━━━━━ Data provided

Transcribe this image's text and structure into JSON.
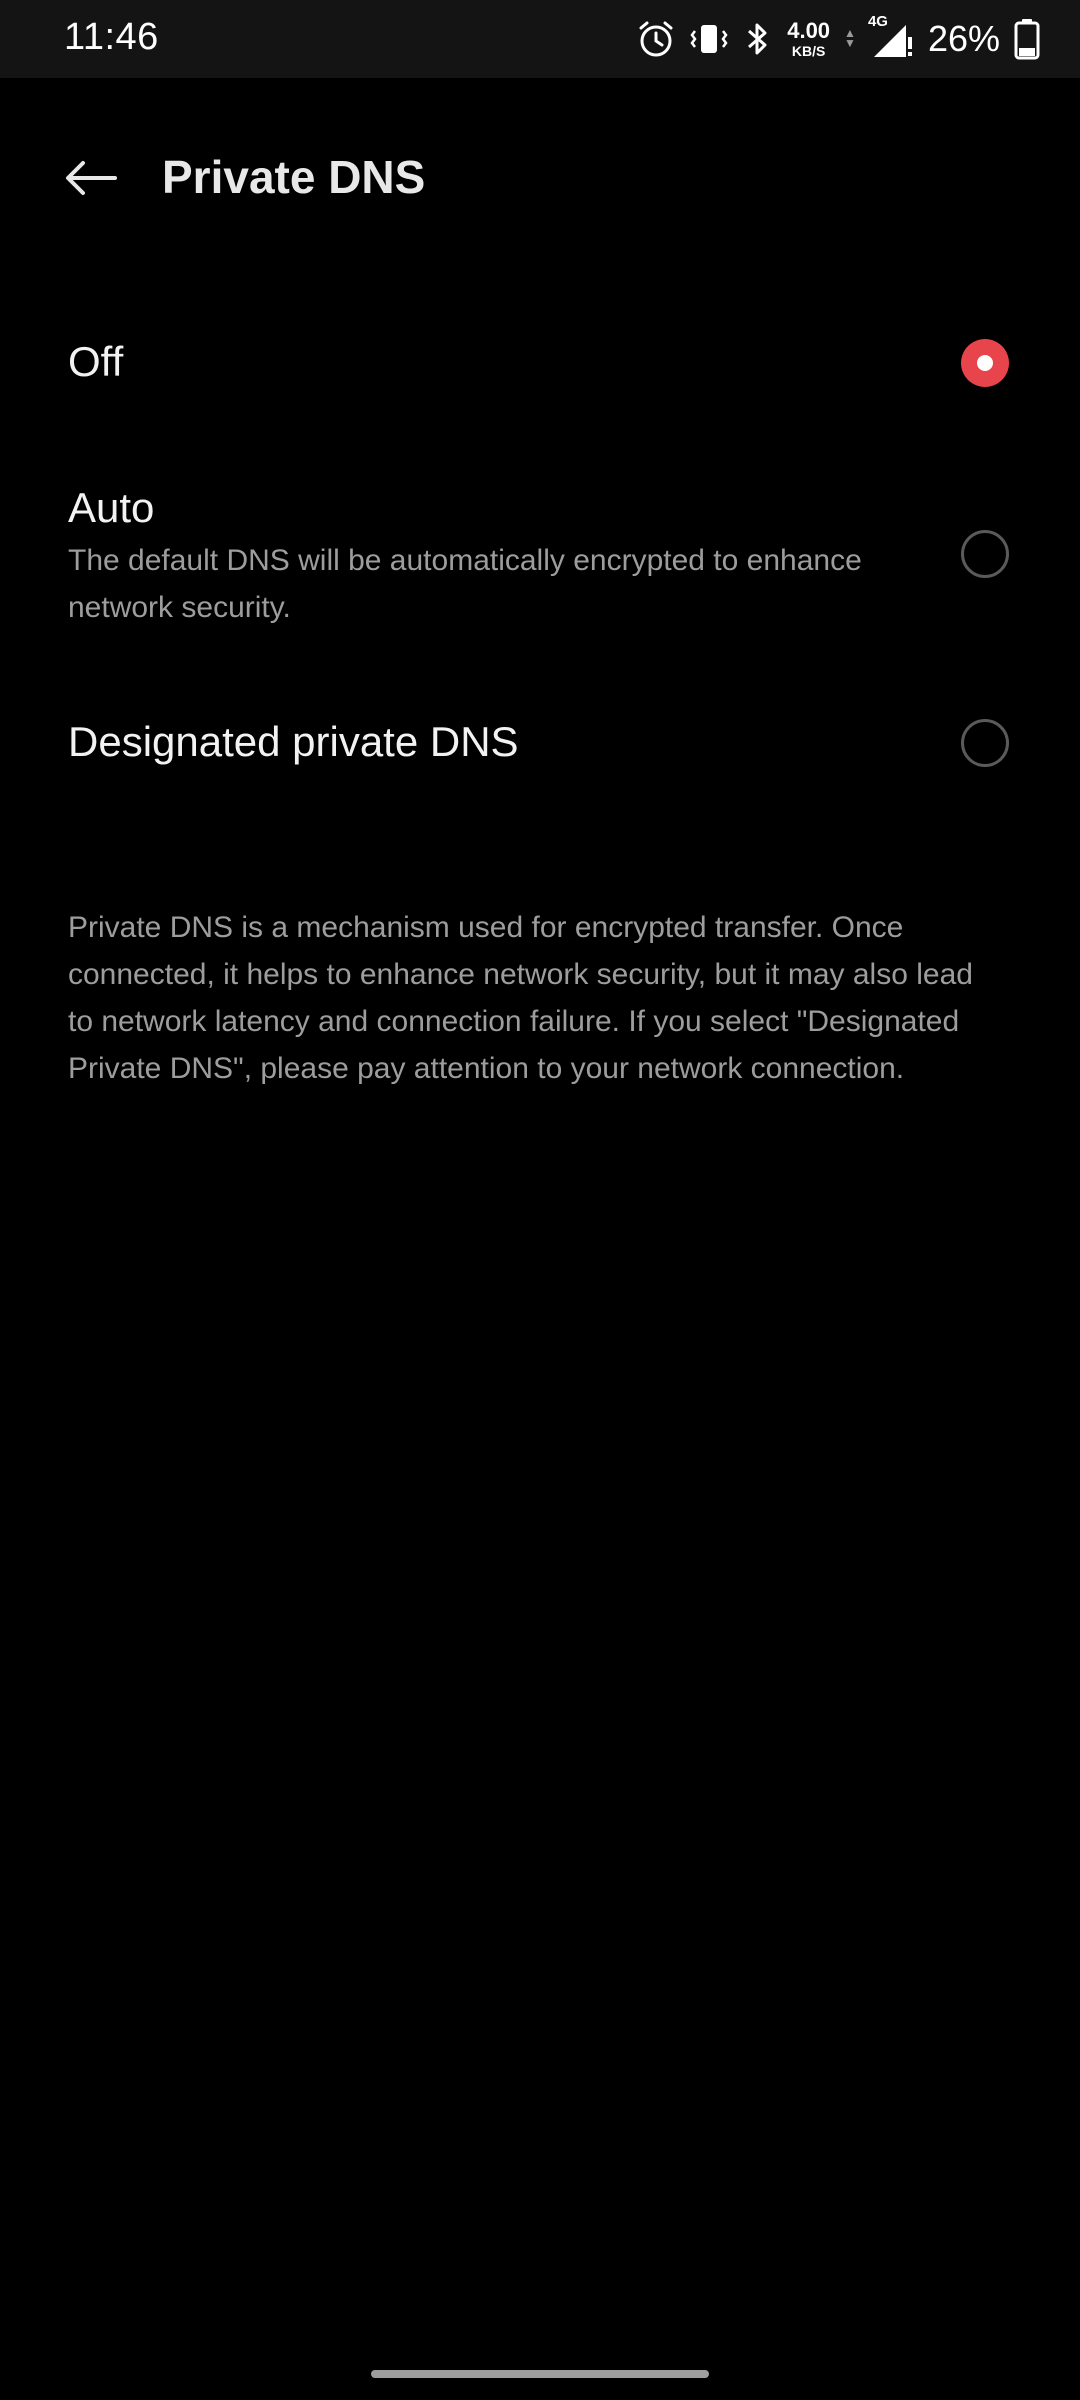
{
  "status_bar": {
    "time": "11:46",
    "net_speed_value": "4.00",
    "net_speed_unit": "KB/S",
    "network_type": "4G",
    "battery_percent": "26%",
    "icons": [
      "alarm-icon",
      "vibrate-icon",
      "bluetooth-icon",
      "signal-icon",
      "battery-icon"
    ]
  },
  "header": {
    "title": "Private DNS",
    "back_icon": "arrow-left-icon"
  },
  "options": [
    {
      "title": "Off",
      "description": "",
      "selected": true
    },
    {
      "title": "Auto",
      "description": "The default DNS will be automatically encrypted to enhance network security.",
      "selected": false
    },
    {
      "title": "Designated private DNS",
      "description": "",
      "selected": false
    }
  ],
  "info": {
    "text": "Private DNS is a mechanism used for encrypted transfer. Once connected, it helps to enhance network security, but it may also lead to network latency and connection failure. If you select \"Designated Private DNS\", please pay attention to your network connection."
  },
  "colors": {
    "accent": "#e8444b",
    "background": "#000000",
    "status_bar": "#141414",
    "secondary_text": "#9d9d9d"
  }
}
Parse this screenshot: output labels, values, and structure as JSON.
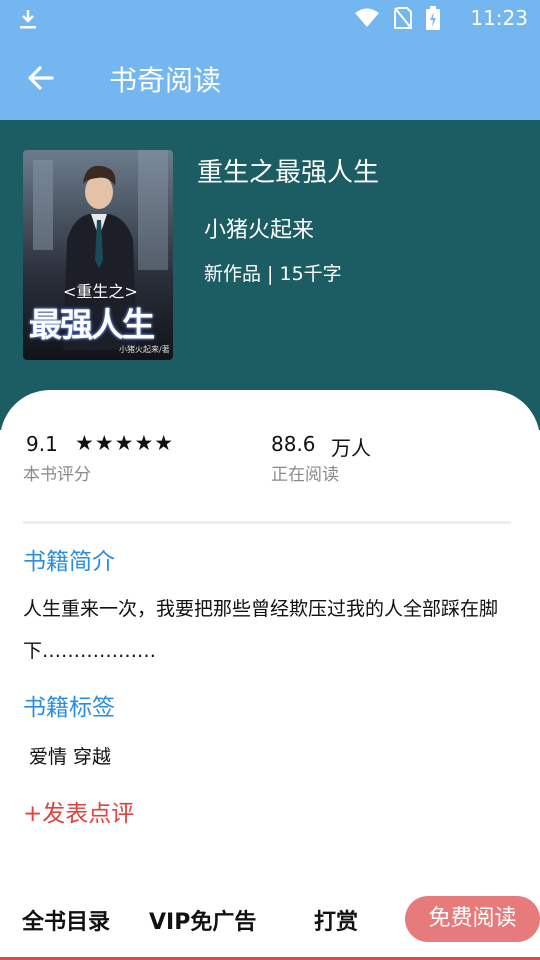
{
  "status_bar": {
    "time": "11:23"
  },
  "app_bar": {
    "title": "书奇阅读"
  },
  "book": {
    "title": "重生之最强人生",
    "author": "小猪火起来",
    "meta": "新作品 | 15千字",
    "cover_text_top": "<重生之>",
    "cover_text_main": "最强人生",
    "cover_text_small": "小猪火起来/著"
  },
  "stats": {
    "rating": "9.1",
    "stars": "★★★★★",
    "rating_label": "本书评分",
    "readers": "88.6",
    "readers_unit": "万人",
    "readers_label": "正在阅读"
  },
  "intro": {
    "heading": "书籍简介",
    "text": "人生重来一次，我要把那些曾经欺压过我的人全部踩在脚下………………"
  },
  "tags": {
    "heading": "书籍标签",
    "text": "爱情 穿越"
  },
  "review_label": "+发表点评",
  "bottom_bar": {
    "catalog": "全书目录",
    "vip": "VIP免广告",
    "reward": "打赏",
    "read": "免费阅读"
  },
  "colors": {
    "app_bar": "#74b6f0",
    "header": "#1b5d63",
    "accent_blue": "#2b8de0",
    "accent_red": "#e0413a",
    "read_button": "#e77b7b"
  }
}
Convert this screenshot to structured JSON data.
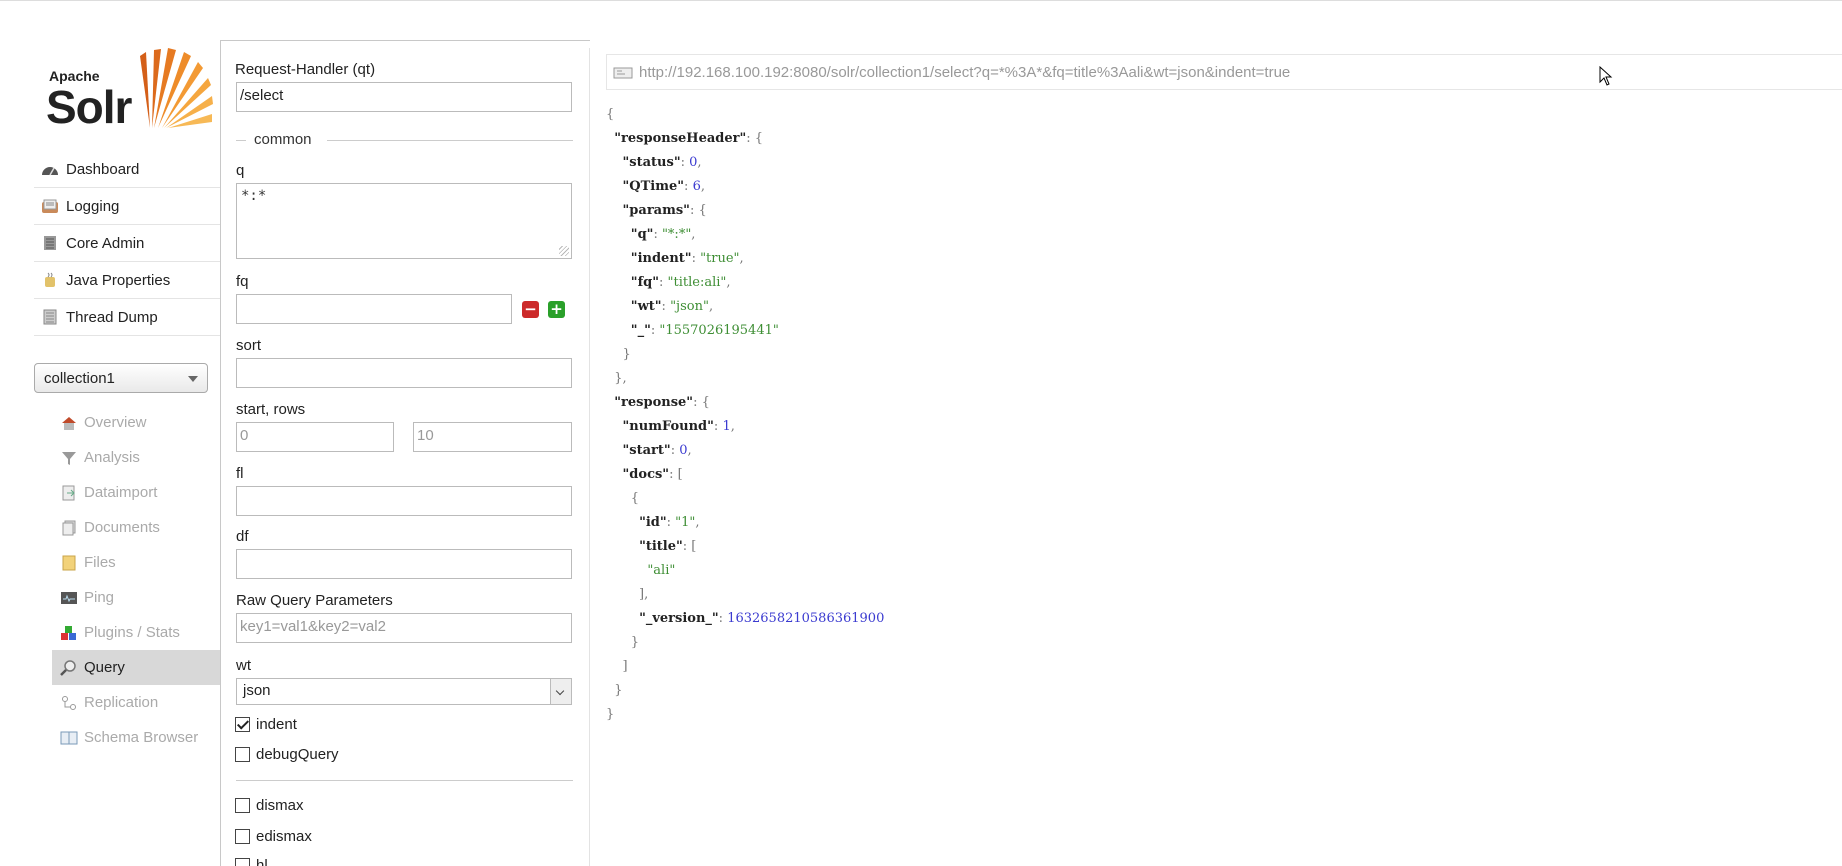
{
  "logo": {
    "line1": "Apache",
    "line2": "Solr"
  },
  "nav": [
    {
      "label": "Dashboard",
      "icon": "dashboard-icon"
    },
    {
      "label": "Logging",
      "icon": "logging-icon"
    },
    {
      "label": "Core Admin",
      "icon": "core-admin-icon"
    },
    {
      "label": "Java Properties",
      "icon": "java-icon"
    },
    {
      "label": "Thread Dump",
      "icon": "thread-dump-icon"
    }
  ],
  "core_selector": {
    "value": "collection1"
  },
  "core_menu": [
    {
      "label": "Overview",
      "icon": "home-icon"
    },
    {
      "label": "Analysis",
      "icon": "funnel-icon"
    },
    {
      "label": "Dataimport",
      "icon": "dataimport-icon"
    },
    {
      "label": "Documents",
      "icon": "documents-icon"
    },
    {
      "label": "Files",
      "icon": "folder-icon"
    },
    {
      "label": "Ping",
      "icon": "ping-icon"
    },
    {
      "label": "Plugins / Stats",
      "icon": "plugins-icon"
    },
    {
      "label": "Query",
      "icon": "magnifier-icon",
      "active": true
    },
    {
      "label": "Replication",
      "icon": "replication-icon"
    },
    {
      "label": "Schema Browser",
      "icon": "schema-icon"
    }
  ],
  "form": {
    "request_handler_label": "Request-Handler (qt)",
    "request_handler_value": "/select",
    "common_legend": "common",
    "q_label": "q",
    "q_value": "*:*",
    "fq_label": "fq",
    "fq_value": "",
    "sort_label": "sort",
    "sort_value": "",
    "start_rows_label": "start, rows",
    "start_placeholder": "0",
    "rows_placeholder": "10",
    "fl_label": "fl",
    "fl_value": "",
    "df_label": "df",
    "df_value": "",
    "raw_label": "Raw Query Parameters",
    "raw_placeholder": "key1=val1&key2=val2",
    "wt_label": "wt",
    "wt_value": "json",
    "indent_label": "indent",
    "indent_checked": true,
    "debug_label": "debugQuery",
    "debug_checked": false,
    "dismax_label": "dismax",
    "edismax_label": "edismax",
    "hl_label": "hl"
  },
  "result": {
    "url": "http://192.168.100.192:8080/solr/collection1/select?q=*%3A*&fq=title%3Aali&wt=json&indent=true"
  },
  "colors": {
    "string": "#3e8e34",
    "number": "#3b3bd0",
    "active_bg": "#d8d8d8"
  }
}
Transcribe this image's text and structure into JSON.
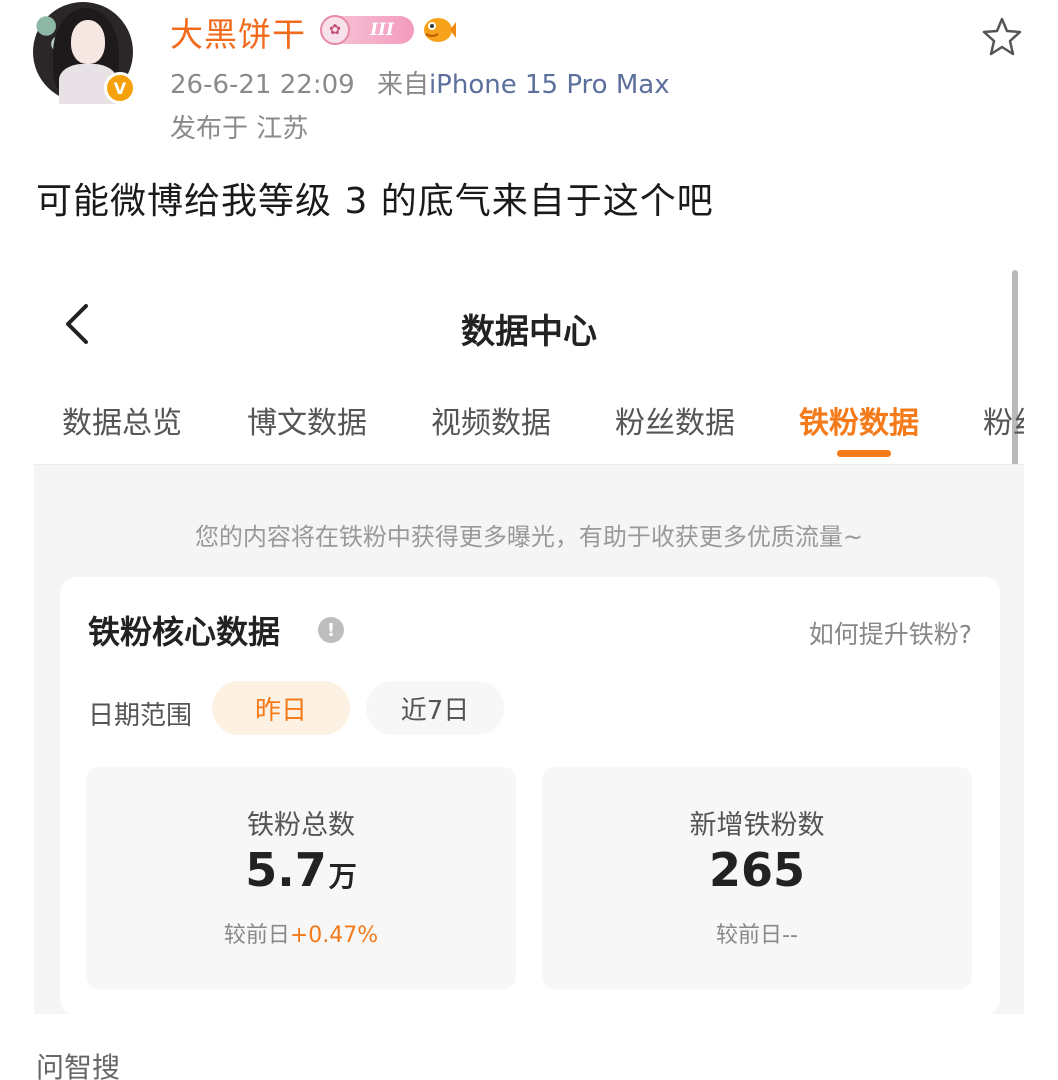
{
  "post": {
    "username": "大黑饼干",
    "level_badge": "III",
    "timestamp": "26-6-21 22:09",
    "source_prefix": "来自",
    "device": "iPhone 15 Pro Max",
    "location": "发布于 江苏",
    "text": "可能微博给我等级 3 的底气来自于这个吧",
    "footer": "问智搜"
  },
  "screenshot": {
    "title": "数据中心",
    "tabs": [
      "数据总览",
      "博文数据",
      "视频数据",
      "粉丝数据",
      "铁粉数据",
      "粉丝"
    ],
    "active_tab_index": 4,
    "notice": "您的内容将在铁粉中获得更多曝光，有助于收获更多优质流量~",
    "card": {
      "title": "铁粉核心数据",
      "info_glyph": "!",
      "help_link": "如何提升铁粉?",
      "date_range_label": "日期范围",
      "date_options": [
        "昨日",
        "近7日"
      ],
      "selected_date_option": "昨日",
      "stats": [
        {
          "label": "铁粉总数",
          "value": "5.7",
          "unit": "万",
          "compare_prefix": "较前日",
          "compare_value": "+0.47%"
        },
        {
          "label": "新增铁粉数",
          "value": "265",
          "unit": "",
          "compare_prefix": "较前日",
          "compare_value": "--"
        }
      ]
    }
  },
  "colors": {
    "accent_orange": "#f47a1a",
    "username_orange": "#f26b1d",
    "device_blue": "#5d6f9c",
    "verified_gold": "#f5a20a"
  },
  "icons": [
    "verified-v-icon",
    "level-badge-icon",
    "fish-icon",
    "star-icon",
    "back-arrow-icon",
    "info-icon"
  ]
}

━━━━━━━━━━

Copy every line of the data word for word, omitting the images.

Answer to the problem =>
Transcribe this image's text and structure into JSON.
{
  "status_bar": {
    "time": "11:46",
    "net_speed_value": "4.00",
    "net_speed_unit": "KB/S",
    "network_type": "4G",
    "battery_percent": "26%",
    "icons": [
      "alarm-icon",
      "vibrate-icon",
      "bluetooth-icon",
      "signal-icon",
      "battery-icon"
    ]
  },
  "header": {
    "title": "Private DNS",
    "back_icon": "arrow-left-icon"
  },
  "options": [
    {
      "title": "Off",
      "description": "",
      "selected": true
    },
    {
      "title": "Auto",
      "description": "The default DNS will be automatically encrypted to enhance network security.",
      "selected": false
    },
    {
      "title": "Designated private DNS",
      "description": "",
      "selected": false
    }
  ],
  "info": {
    "text": "Private DNS is a mechanism used for encrypted transfer. Once connected, it helps to enhance network security, but it may also lead to network latency and connection failure. If you select \"Designated Private DNS\", please pay attention to your network connection."
  },
  "colors": {
    "accent": "#e8444b",
    "background": "#000000",
    "status_bar": "#141414",
    "secondary_text": "#9d9d9d"
  }
}
Parse this screenshot: output labels, values, and structure as JSON.
{
  "status_bar": {
    "time": "11:23"
  },
  "app_bar": {
    "title": "书奇阅读"
  },
  "book": {
    "title": "重生之最强人生",
    "author": "小猪火起来",
    "meta": "新作品 | 15千字",
    "cover_text_top": "<重生之>",
    "cover_text_main": "最强人生",
    "cover_text_small": "小猪火起来/著"
  },
  "stats": {
    "rating": "9.1",
    "stars": "★★★★★",
    "rating_label": "本书评分",
    "readers": "88.6",
    "readers_unit": "万人",
    "readers_label": "正在阅读"
  },
  "intro": {
    "heading": "书籍简介",
    "text": "人生重来一次，我要把那些曾经欺压过我的人全部踩在脚下………………"
  },
  "tags": {
    "heading": "书籍标签",
    "text": "爱情 穿越"
  },
  "review_label": "+发表点评",
  "bottom_bar": {
    "catalog": "全书目录",
    "vip": "VIP免广告",
    "reward": "打赏",
    "read": "免费阅读"
  },
  "colors": {
    "app_bar": "#74b6f0",
    "header": "#1b5d63",
    "accent_blue": "#2b8de0",
    "accent_red": "#e0413a",
    "read_button": "#e77b7b"
  }
}
Convert this screenshot to structured JSON data.
{
  "logo": {
    "line1": "Apache",
    "line2": "Solr"
  },
  "nav": [
    {
      "label": "Dashboard",
      "icon": "dashboard-icon"
    },
    {
      "label": "Logging",
      "icon": "logging-icon"
    },
    {
      "label": "Core Admin",
      "icon": "core-admin-icon"
    },
    {
      "label": "Java Properties",
      "icon": "java-icon"
    },
    {
      "label": "Thread Dump",
      "icon": "thread-dump-icon"
    }
  ],
  "core_selector": {
    "value": "collection1"
  },
  "core_menu": [
    {
      "label": "Overview",
      "icon": "home-icon"
    },
    {
      "label": "Analysis",
      "icon": "funnel-icon"
    },
    {
      "label": "Dataimport",
      "icon": "dataimport-icon"
    },
    {
      "label": "Documents",
      "icon": "documents-icon"
    },
    {
      "label": "Files",
      "icon": "folder-icon"
    },
    {
      "label": "Ping",
      "icon": "ping-icon"
    },
    {
      "label": "Plugins / Stats",
      "icon": "plugins-icon"
    },
    {
      "label": "Query",
      "icon": "magnifier-icon",
      "active": true
    },
    {
      "label": "Replication",
      "icon": "replication-icon"
    },
    {
      "label": "Schema Browser",
      "icon": "schema-icon"
    }
  ],
  "form": {
    "request_handler_label": "Request-Handler (qt)",
    "request_handler_value": "/select",
    "common_legend": "common",
    "q_label": "q",
    "q_value": "*:*",
    "fq_label": "fq",
    "fq_value": "",
    "sort_label": "sort",
    "sort_value": "",
    "start_rows_label": "start, rows",
    "start_placeholder": "0",
    "rows_placeholder": "10",
    "fl_label": "fl",
    "fl_value": "",
    "df_label": "df",
    "df_value": "",
    "raw_label": "Raw Query Parameters",
    "raw_placeholder": "key1=val1&key2=val2",
    "wt_label": "wt",
    "wt_value": "json",
    "indent_label": "indent",
    "indent_checked": true,
    "debug_label": "debugQuery",
    "debug_checked": false,
    "dismax_label": "dismax",
    "edismax_label": "edismax",
    "hl_label": "hl"
  },
  "result": {
    "url": "http://192.168.100.192:8080/solr/collection1/select?q=*%3A*&fq=title%3Aali&wt=json&indent=true"
  },
  "colors": {
    "string": "#3e8e34",
    "number": "#3b3bd0",
    "active_bg": "#d8d8d8"
  }
}
Transcribe this image's text and structure into JSON.
{
  "post": {
    "username": "大黑饼干",
    "level_badge": "III",
    "timestamp": "26-6-21 22:09",
    "source_prefix": "来自",
    "device": "iPhone 15 Pro Max",
    "location": "发布于 江苏",
    "text": "可能微博给我等级 3 的底气来自于这个吧",
    "footer": "问智搜"
  },
  "screenshot": {
    "title": "数据中心",
    "tabs": [
      "数据总览",
      "博文数据",
      "视频数据",
      "粉丝数据",
      "铁粉数据",
      "粉丝"
    ],
    "active_tab_index": 4,
    "notice": "您的内容将在铁粉中获得更多曝光，有助于收获更多优质流量~",
    "card": {
      "title": "铁粉核心数据",
      "info_glyph": "!",
      "help_link": "如何提升铁粉?",
      "date_range_label": "日期范围",
      "date_options": [
        "昨日",
        "近7日"
      ],
      "selected_date_option": "昨日",
      "stats": [
        {
          "label": "铁粉总数",
          "value": "5.7",
          "unit": "万",
          "compare_prefix": "较前日",
          "compare_value": "+0.47%"
        },
        {
          "label": "新增铁粉数",
          "value": "265",
          "unit": "",
          "compare_prefix": "较前日",
          "compare_value": "--"
        }
      ]
    }
  },
  "colors": {
    "accent_orange": "#f47a1a",
    "username_orange": "#f26b1d",
    "device_blue": "#5d6f9c",
    "verified_gold": "#f5a20a"
  },
  "icons": [
    "verified-v-icon",
    "level-badge-icon",
    "fish-icon",
    "star-icon",
    "back-arrow-icon",
    "info-icon"
  ]
}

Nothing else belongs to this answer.